YOUR OBJECTIVE >> Reproduce every line of the records below word for word, without changing anything.

Box annotation data:
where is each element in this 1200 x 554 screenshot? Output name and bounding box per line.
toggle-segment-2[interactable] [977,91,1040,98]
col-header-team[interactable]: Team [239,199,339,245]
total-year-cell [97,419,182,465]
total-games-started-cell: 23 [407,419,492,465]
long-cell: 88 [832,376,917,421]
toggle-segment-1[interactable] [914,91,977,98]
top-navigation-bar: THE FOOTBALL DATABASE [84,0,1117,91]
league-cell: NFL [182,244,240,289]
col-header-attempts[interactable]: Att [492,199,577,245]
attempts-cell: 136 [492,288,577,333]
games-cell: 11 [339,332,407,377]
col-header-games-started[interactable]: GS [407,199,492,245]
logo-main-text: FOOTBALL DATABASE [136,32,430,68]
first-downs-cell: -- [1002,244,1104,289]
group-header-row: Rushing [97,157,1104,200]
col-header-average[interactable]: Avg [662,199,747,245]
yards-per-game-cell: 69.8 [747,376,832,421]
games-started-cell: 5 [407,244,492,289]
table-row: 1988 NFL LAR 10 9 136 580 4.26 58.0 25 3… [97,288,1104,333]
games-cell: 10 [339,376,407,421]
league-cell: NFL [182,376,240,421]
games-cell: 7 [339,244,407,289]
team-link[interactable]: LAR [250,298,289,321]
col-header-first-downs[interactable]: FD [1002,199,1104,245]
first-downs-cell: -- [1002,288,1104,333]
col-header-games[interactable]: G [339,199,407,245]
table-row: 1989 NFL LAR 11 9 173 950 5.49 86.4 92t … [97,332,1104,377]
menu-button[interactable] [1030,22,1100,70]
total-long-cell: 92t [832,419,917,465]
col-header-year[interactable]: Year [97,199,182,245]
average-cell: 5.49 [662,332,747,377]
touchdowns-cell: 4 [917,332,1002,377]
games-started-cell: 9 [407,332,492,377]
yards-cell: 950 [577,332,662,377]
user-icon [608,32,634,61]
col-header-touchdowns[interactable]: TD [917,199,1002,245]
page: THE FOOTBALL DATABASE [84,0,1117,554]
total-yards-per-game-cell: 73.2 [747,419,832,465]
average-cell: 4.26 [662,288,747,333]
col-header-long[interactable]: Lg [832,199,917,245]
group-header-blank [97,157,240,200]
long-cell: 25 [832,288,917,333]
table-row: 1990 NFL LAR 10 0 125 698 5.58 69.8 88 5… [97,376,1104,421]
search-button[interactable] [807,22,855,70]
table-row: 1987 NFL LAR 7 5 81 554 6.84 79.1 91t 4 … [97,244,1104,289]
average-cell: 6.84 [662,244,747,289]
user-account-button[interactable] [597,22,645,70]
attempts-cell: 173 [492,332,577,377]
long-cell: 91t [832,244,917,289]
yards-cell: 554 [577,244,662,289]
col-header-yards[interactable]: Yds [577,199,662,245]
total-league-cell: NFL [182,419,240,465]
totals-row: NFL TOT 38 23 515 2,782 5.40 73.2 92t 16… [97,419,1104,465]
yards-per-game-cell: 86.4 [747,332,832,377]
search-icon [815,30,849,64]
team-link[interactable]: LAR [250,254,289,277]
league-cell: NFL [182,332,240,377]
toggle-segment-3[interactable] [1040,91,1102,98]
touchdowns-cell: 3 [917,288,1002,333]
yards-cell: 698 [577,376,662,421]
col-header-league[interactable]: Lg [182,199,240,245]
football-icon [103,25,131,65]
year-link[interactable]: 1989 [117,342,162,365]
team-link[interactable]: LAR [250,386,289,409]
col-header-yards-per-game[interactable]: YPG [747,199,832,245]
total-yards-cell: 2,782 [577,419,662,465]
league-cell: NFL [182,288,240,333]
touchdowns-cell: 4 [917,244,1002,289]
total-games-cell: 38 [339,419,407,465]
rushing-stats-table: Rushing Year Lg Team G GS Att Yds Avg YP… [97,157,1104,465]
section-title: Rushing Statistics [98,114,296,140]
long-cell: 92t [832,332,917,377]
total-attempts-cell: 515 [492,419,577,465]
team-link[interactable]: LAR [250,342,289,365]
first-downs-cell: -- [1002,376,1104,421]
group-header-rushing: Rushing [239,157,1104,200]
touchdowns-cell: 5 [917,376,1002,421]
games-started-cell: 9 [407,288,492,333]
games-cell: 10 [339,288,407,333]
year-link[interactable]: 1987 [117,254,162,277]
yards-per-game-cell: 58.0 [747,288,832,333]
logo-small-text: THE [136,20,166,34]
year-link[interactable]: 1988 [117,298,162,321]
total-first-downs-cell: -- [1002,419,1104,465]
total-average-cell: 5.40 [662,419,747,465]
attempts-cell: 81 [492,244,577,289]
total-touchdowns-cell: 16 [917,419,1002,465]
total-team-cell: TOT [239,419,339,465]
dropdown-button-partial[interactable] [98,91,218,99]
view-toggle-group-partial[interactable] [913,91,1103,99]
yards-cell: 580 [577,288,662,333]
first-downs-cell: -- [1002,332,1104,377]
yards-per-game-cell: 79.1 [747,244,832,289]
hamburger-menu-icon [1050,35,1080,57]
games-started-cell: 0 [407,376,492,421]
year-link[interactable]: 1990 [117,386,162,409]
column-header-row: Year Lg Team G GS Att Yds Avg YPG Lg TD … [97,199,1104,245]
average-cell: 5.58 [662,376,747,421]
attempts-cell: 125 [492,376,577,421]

FINISHED TASK >>
where is each element in this 1200 x 554 screenshot? Output name and bounding box per line.
toggle-segment-2[interactable] [977,91,1040,98]
col-header-team[interactable]: Team [239,199,339,245]
total-year-cell [97,419,182,465]
total-games-started-cell: 23 [407,419,492,465]
long-cell: 88 [832,376,917,421]
toggle-segment-1[interactable] [914,91,977,98]
top-navigation-bar: THE FOOTBALL DATABASE [84,0,1117,91]
league-cell: NFL [182,244,240,289]
col-header-attempts[interactable]: Att [492,199,577,245]
attempts-cell: 136 [492,288,577,333]
games-cell: 11 [339,332,407,377]
col-header-games-started[interactable]: GS [407,199,492,245]
logo-main-text: FOOTBALL DATABASE [136,32,430,68]
first-downs-cell: -- [1002,244,1104,289]
group-header-row: Rushing [97,157,1104,200]
col-header-average[interactable]: Avg [662,199,747,245]
yards-per-game-cell: 69.8 [747,376,832,421]
games-started-cell: 5 [407,244,492,289]
table-row: 1988 NFL LAR 10 9 136 580 4.26 58.0 25 3… [97,288,1104,333]
games-cell: 10 [339,376,407,421]
league-cell: NFL [182,376,240,421]
games-cell: 7 [339,244,407,289]
team-link[interactable]: LAR [250,298,289,321]
col-header-first-downs[interactable]: FD [1002,199,1104,245]
first-downs-cell: -- [1002,288,1104,333]
col-header-games[interactable]: G [339,199,407,245]
table-row: 1989 NFL LAR 11 9 173 950 5.49 86.4 92t … [97,332,1104,377]
menu-button[interactable] [1030,22,1100,70]
total-long-cell: 92t [832,419,917,465]
col-header-year[interactable]: Year [97,199,182,245]
average-cell: 5.49 [662,332,747,377]
touchdowns-cell: 4 [917,332,1002,377]
games-started-cell: 9 [407,332,492,377]
yards-cell: 950 [577,332,662,377]
user-icon [608,32,634,61]
col-header-touchdowns[interactable]: TD [917,199,1002,245]
page: THE FOOTBALL DATABASE [84,0,1117,554]
total-yards-per-game-cell: 73.2 [747,419,832,465]
average-cell: 4.26 [662,288,747,333]
col-header-long[interactable]: Lg [832,199,917,245]
group-header-blank [97,157,240,200]
long-cell: 25 [832,288,917,333]
table-row: 1990 NFL LAR 10 0 125 698 5.58 69.8 88 5… [97,376,1104,421]
search-button[interactable] [807,22,855,70]
table-row: 1987 NFL LAR 7 5 81 554 6.84 79.1 91t 4 … [97,244,1104,289]
average-cell: 6.84 [662,244,747,289]
user-account-button[interactable] [597,22,645,70]
attempts-cell: 173 [492,332,577,377]
long-cell: 91t [832,244,917,289]
yards-cell: 554 [577,244,662,289]
col-header-yards[interactable]: Yds [577,199,662,245]
total-league-cell: NFL [182,419,240,465]
totals-row: NFL TOT 38 23 515 2,782 5.40 73.2 92t 16… [97,419,1104,465]
yards-per-game-cell: 86.4 [747,332,832,377]
search-icon [815,30,849,64]
team-link[interactable]: LAR [250,254,289,277]
league-cell: NFL [182,332,240,377]
toggle-segment-3[interactable] [1040,91,1102,98]
touchdowns-cell: 3 [917,288,1002,333]
yards-cell: 698 [577,376,662,421]
col-header-league[interactable]: Lg [182,199,240,245]
football-icon [103,25,131,65]
year-link[interactable]: 1989 [117,342,162,365]
team-link[interactable]: LAR [250,386,289,409]
col-header-yards-per-game[interactable]: YPG [747,199,832,245]
total-yards-cell: 2,782 [577,419,662,465]
league-cell: NFL [182,288,240,333]
touchdowns-cell: 4 [917,244,1002,289]
total-games-cell: 38 [339,419,407,465]
rushing-stats-table: Rushing Year Lg Team G GS Att Yds Avg YP… [97,157,1104,465]
section-title: Rushing Statistics [98,114,296,140]
long-cell: 92t [832,332,917,377]
total-attempts-cell: 515 [492,419,577,465]
team-link[interactable]: LAR [250,342,289,365]
first-downs-cell: -- [1002,376,1104,421]
group-header-rushing: Rushing [239,157,1104,200]
touchdowns-cell: 5 [917,376,1002,421]
games-started-cell: 9 [407,288,492,333]
games-cell: 10 [339,288,407,333]
year-link[interactable]: 1987 [117,254,162,277]
yards-per-game-cell: 58.0 [747,288,832,333]
logo-small-text: THE [136,20,166,34]
year-link[interactable]: 1988 [117,298,162,321]
total-first-downs-cell: -- [1002,419,1104,465]
total-average-cell: 5.40 [662,419,747,465]
attempts-cell: 81 [492,244,577,289]
total-touchdowns-cell: 16 [917,419,1002,465]
total-team-cell: TOT [239,419,339,465]
dropdown-button-partial[interactable] [98,91,218,99]
view-toggle-group-partial[interactable] [913,91,1103,99]
yards-cell: 580 [577,288,662,333]
first-downs-cell: -- [1002,332,1104,377]
yards-per-game-cell: 79.1 [747,244,832,289]
hamburger-menu-icon [1050,35,1080,57]
games-started-cell: 0 [407,376,492,421]
year-link[interactable]: 1990 [117,386,162,409]
column-header-row: Year Lg Team G GS Att Yds Avg YPG Lg TD … [97,199,1104,245]
average-cell: 5.58 [662,376,747,421]
attempts-cell: 125 [492,376,577,421]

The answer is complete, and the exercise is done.